- **Material to process**:
↓↓↓
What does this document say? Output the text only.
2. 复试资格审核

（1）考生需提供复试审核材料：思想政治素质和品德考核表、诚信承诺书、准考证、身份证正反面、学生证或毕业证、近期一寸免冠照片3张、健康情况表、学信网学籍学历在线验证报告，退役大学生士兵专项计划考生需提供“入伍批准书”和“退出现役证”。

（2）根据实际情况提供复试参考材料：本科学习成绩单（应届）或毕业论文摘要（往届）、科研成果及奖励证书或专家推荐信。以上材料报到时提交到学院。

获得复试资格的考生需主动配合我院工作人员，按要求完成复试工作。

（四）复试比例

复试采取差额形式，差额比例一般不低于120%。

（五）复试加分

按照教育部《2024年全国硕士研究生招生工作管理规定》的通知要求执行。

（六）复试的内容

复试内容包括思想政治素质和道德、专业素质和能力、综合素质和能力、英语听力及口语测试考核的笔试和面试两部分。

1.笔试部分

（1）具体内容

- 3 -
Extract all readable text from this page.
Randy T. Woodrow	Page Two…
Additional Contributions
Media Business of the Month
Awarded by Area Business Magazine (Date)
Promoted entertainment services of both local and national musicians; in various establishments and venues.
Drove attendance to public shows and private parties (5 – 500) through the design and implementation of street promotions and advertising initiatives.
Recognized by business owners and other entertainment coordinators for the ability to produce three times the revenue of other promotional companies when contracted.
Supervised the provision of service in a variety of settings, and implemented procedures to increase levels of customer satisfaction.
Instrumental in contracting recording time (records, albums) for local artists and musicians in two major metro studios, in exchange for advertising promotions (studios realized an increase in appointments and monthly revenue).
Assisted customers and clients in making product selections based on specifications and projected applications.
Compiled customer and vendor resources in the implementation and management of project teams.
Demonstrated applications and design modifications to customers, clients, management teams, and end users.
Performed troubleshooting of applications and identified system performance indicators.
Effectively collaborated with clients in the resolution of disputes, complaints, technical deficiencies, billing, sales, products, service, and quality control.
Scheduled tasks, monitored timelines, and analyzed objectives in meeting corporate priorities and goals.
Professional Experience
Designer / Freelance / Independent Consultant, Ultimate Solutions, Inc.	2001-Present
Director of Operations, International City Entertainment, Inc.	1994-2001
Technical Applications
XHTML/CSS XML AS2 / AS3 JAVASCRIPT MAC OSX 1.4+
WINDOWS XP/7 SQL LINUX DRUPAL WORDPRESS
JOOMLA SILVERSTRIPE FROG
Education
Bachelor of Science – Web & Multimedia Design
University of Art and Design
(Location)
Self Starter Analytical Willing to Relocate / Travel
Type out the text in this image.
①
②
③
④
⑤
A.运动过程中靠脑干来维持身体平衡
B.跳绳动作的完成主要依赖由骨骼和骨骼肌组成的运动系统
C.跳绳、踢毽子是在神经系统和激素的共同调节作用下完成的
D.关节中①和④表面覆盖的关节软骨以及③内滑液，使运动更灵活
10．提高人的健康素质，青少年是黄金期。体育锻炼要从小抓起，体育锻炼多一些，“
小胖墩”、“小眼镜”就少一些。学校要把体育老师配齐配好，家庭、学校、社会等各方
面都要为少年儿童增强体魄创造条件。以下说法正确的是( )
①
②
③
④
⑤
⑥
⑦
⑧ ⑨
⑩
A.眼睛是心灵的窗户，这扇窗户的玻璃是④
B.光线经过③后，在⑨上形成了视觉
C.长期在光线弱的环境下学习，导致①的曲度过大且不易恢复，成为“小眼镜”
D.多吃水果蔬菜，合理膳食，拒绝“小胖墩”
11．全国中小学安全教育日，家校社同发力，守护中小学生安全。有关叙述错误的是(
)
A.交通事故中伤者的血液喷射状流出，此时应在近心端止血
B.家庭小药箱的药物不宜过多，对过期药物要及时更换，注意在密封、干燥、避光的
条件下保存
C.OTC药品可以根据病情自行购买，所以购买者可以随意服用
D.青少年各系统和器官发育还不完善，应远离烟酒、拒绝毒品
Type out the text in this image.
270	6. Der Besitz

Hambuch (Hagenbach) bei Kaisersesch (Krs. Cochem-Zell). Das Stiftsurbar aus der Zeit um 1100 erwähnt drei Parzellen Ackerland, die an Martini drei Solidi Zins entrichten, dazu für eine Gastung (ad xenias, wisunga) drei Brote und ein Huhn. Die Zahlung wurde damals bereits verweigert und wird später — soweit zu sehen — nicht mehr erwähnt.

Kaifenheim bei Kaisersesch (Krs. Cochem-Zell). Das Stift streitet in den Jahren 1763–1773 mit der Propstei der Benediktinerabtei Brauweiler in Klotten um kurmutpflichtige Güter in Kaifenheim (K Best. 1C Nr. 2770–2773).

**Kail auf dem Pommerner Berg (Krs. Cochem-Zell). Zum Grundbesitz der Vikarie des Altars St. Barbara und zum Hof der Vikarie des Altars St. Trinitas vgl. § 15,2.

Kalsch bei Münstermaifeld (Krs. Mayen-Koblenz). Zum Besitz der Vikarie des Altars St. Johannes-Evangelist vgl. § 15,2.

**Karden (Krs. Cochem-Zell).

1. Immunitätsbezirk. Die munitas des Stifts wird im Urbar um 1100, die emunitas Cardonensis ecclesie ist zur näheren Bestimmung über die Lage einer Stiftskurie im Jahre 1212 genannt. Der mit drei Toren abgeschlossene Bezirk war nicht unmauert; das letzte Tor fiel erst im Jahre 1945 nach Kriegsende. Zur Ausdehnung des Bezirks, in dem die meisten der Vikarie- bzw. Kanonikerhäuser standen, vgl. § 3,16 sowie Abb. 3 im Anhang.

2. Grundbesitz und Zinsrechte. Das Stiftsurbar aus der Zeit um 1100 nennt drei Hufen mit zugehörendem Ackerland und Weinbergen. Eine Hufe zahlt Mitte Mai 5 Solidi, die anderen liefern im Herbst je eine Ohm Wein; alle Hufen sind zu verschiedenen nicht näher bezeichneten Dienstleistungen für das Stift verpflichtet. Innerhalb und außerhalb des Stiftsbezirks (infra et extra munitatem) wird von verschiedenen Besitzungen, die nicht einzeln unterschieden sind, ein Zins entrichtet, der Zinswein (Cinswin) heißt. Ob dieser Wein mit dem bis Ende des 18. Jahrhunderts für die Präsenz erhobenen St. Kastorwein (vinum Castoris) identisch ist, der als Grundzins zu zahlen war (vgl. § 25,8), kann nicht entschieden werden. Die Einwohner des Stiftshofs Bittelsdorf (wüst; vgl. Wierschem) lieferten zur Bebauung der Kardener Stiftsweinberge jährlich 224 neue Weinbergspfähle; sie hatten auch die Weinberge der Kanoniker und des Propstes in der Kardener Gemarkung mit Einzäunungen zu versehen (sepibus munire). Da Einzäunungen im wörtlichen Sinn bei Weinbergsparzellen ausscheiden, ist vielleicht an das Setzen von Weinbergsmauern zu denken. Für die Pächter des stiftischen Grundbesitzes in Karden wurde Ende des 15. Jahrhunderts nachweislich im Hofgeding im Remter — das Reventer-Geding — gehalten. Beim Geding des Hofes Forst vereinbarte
↑↑↑
- **Aim of the task**: From the records given above, copy all lines containing "clients".

- **Task result**:
Assisted customers and clients in making product selections based on specifications and projected applications.
Demonstrated applications and design modifications to customers, clients, management teams, and end users.
Effectively collaborated with clients in the resolution of disputes, complaints, technical deficiencies, billing, sales, products, service, and quality control.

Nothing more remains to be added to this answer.